* START *

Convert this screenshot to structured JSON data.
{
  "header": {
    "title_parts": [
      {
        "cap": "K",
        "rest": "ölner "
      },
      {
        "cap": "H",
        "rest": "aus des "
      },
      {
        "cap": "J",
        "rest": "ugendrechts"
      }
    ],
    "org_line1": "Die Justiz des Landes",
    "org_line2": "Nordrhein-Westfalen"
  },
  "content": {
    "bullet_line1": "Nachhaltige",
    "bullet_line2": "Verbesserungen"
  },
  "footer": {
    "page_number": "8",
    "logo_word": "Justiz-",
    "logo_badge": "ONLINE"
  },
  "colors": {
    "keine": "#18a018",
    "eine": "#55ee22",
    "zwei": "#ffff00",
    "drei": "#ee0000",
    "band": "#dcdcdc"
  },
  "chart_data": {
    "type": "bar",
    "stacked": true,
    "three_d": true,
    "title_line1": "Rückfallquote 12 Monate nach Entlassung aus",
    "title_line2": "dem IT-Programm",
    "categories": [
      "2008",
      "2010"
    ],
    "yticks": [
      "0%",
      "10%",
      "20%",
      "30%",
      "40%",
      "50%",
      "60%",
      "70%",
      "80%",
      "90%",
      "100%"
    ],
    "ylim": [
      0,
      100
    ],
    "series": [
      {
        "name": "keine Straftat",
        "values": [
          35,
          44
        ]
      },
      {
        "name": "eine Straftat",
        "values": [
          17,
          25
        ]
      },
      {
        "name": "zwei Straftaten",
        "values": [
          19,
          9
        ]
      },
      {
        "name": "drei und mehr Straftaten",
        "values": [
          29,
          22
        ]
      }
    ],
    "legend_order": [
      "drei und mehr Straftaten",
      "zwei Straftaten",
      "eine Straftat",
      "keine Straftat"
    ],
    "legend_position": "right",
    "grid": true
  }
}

* END *

## Exercise brief:
Reproduce the listing above word for word.

## Reply:
Convert this screenshot to structured JSON data.
{
  "header": {
    "title_parts": [
      {
        "cap": "K",
        "rest": "ölner "
      },
      {
        "cap": "H",
        "rest": "aus des "
      },
      {
        "cap": "J",
        "rest": "ugendrechts"
      }
    ],
    "org_line1": "Die Justiz des Landes",
    "org_line2": "Nordrhein-Westfalen"
  },
  "content": {
    "bullet_line1": "Nachhaltige",
    "bullet_line2": "Verbesserungen"
  },
  "footer": {
    "page_number": "8",
    "logo_word": "Justiz-",
    "logo_badge": "ONLINE"
  },
  "colors": {
    "keine": "#18a018",
    "eine": "#55ee22",
    "zwei": "#ffff00",
    "drei": "#ee0000",
    "band": "#dcdcdc"
  },
  "chart_data": {
    "type": "bar",
    "stacked": true,
    "three_d": true,
    "title_line1": "Rückfallquote 12 Monate nach Entlassung aus",
    "title_line2": "dem IT-Programm",
    "categories": [
      "2008",
      "2010"
    ],
    "yticks": [
      "0%",
      "10%",
      "20%",
      "30%",
      "40%",
      "50%",
      "60%",
      "70%",
      "80%",
      "90%",
      "100%"
    ],
    "ylim": [
      0,
      100
    ],
    "series": [
      {
        "name": "keine Straftat",
        "values": [
          35,
          44
        ]
      },
      {
        "name": "eine Straftat",
        "values": [
          17,
          25
        ]
      },
      {
        "name": "zwei Straftaten",
        "values": [
          19,
          9
        ]
      },
      {
        "name": "drei und mehr Straftaten",
        "values": [
          29,
          22
        ]
      }
    ],
    "legend_order": [
      "drei und mehr Straftaten",
      "zwei Straftaten",
      "eine Straftat",
      "keine Straftat"
    ],
    "legend_position": "right",
    "grid": true
  }
}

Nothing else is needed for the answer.